◆ **Requirement**
Identify each line below containing the string "name" and copy it.

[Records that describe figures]
++++

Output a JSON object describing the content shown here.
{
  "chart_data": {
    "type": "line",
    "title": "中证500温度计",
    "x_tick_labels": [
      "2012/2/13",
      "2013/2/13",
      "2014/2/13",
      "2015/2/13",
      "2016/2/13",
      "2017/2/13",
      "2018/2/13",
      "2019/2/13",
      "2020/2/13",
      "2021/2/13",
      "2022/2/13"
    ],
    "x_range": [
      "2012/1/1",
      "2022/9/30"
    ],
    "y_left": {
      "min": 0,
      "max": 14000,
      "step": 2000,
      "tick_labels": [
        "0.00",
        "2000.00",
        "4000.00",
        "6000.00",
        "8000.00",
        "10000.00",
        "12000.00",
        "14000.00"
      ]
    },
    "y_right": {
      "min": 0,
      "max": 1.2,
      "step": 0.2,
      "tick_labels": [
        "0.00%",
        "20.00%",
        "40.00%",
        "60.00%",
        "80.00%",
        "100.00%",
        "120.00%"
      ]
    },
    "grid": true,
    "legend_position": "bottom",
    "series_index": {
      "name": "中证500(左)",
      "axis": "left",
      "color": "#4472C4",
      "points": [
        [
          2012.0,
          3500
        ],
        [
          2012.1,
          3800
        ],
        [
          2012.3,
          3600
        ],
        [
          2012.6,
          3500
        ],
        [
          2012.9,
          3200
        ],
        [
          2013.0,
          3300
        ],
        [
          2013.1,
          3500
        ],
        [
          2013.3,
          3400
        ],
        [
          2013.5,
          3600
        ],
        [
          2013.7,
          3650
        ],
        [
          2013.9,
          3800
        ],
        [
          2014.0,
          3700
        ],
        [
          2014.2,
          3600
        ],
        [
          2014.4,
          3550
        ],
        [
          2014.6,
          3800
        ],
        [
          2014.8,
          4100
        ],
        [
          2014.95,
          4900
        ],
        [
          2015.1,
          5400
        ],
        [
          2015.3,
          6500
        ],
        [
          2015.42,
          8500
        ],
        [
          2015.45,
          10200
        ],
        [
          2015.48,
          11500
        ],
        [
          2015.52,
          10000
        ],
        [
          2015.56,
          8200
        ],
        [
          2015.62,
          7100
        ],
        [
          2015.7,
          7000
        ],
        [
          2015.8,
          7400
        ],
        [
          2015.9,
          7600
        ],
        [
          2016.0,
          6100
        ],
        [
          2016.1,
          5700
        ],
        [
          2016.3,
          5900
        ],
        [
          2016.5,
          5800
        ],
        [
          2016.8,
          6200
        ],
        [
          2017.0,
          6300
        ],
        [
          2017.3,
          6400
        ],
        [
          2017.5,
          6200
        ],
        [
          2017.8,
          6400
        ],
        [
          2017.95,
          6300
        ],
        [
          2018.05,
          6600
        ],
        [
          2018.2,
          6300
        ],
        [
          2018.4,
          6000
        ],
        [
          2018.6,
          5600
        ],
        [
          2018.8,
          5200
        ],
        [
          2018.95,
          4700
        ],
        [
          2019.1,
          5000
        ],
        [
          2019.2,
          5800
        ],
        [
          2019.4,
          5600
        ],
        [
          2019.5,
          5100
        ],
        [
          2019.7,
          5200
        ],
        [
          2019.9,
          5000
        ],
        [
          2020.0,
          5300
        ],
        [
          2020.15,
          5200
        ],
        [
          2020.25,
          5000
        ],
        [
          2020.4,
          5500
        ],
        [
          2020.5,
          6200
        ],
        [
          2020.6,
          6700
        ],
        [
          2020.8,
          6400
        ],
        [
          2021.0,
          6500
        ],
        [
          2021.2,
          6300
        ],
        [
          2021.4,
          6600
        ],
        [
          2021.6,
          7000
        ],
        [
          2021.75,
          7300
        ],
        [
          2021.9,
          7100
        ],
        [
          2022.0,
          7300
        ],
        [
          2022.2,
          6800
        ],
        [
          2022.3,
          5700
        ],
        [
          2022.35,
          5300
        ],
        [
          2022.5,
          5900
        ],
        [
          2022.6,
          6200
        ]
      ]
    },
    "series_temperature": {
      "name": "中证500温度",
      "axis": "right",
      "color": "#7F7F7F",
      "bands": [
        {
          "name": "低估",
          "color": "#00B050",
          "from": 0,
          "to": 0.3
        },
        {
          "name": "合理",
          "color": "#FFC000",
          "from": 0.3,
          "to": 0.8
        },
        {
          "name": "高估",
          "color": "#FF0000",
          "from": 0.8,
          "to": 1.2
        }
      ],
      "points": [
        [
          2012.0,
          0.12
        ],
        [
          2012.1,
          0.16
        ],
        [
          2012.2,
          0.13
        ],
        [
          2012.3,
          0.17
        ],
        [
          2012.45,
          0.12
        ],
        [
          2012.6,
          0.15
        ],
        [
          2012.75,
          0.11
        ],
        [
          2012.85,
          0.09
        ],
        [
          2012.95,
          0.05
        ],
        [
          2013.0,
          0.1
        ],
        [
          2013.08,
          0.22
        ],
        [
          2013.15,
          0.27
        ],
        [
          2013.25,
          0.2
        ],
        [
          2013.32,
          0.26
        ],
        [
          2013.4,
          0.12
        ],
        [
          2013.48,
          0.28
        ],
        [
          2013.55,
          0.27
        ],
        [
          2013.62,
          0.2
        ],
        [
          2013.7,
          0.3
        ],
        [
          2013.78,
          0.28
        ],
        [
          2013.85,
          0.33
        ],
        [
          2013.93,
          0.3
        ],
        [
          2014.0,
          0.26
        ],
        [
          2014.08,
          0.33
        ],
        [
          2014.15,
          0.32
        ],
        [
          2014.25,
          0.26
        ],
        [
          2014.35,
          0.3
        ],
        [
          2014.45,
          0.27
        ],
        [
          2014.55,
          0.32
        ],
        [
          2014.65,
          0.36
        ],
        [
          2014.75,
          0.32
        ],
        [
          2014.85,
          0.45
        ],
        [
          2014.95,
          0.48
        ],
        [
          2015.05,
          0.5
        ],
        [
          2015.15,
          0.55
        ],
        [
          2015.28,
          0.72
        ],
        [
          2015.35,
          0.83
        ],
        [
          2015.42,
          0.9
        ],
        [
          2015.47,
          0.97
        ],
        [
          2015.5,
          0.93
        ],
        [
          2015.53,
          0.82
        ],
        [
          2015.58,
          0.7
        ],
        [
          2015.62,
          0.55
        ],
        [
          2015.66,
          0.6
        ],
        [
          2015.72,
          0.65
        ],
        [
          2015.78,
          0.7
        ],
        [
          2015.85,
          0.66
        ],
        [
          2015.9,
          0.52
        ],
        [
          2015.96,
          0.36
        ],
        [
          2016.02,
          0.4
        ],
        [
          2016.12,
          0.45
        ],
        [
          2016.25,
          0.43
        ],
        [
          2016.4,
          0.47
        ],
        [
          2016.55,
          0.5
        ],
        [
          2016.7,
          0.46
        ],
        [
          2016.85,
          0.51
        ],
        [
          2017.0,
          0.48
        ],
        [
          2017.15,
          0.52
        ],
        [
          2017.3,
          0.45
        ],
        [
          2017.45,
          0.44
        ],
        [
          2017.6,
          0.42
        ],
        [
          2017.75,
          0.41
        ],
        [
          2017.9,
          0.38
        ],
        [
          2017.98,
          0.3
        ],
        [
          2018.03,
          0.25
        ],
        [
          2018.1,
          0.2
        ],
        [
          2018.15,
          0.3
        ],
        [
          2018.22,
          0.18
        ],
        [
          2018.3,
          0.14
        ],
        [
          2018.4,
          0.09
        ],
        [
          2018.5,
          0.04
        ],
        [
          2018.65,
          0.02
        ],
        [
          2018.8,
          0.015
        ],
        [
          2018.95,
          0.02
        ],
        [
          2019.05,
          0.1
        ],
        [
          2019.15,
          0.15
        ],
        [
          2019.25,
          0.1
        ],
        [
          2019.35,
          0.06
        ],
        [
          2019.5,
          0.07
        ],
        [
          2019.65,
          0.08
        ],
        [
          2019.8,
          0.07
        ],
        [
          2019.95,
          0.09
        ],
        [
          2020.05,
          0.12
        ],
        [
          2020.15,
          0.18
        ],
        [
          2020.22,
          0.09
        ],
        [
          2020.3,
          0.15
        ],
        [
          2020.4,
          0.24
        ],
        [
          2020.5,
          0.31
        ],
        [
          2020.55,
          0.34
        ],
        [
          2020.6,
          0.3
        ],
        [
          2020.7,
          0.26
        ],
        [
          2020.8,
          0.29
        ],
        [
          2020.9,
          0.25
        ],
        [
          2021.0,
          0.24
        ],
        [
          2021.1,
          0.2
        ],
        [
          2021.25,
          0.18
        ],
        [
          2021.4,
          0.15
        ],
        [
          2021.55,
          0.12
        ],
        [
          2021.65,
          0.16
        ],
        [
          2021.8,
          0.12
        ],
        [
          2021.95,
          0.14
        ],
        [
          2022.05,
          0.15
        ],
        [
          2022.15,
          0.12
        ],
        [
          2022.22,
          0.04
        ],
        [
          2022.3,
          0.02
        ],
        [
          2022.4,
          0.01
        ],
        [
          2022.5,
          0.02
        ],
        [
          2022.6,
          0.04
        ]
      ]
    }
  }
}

++++

◆ **The output**
      "name": "中证500(左)",
      "name": "中证500温度",
          "name": "低估",
          "name": "合理",
          "name": "高估",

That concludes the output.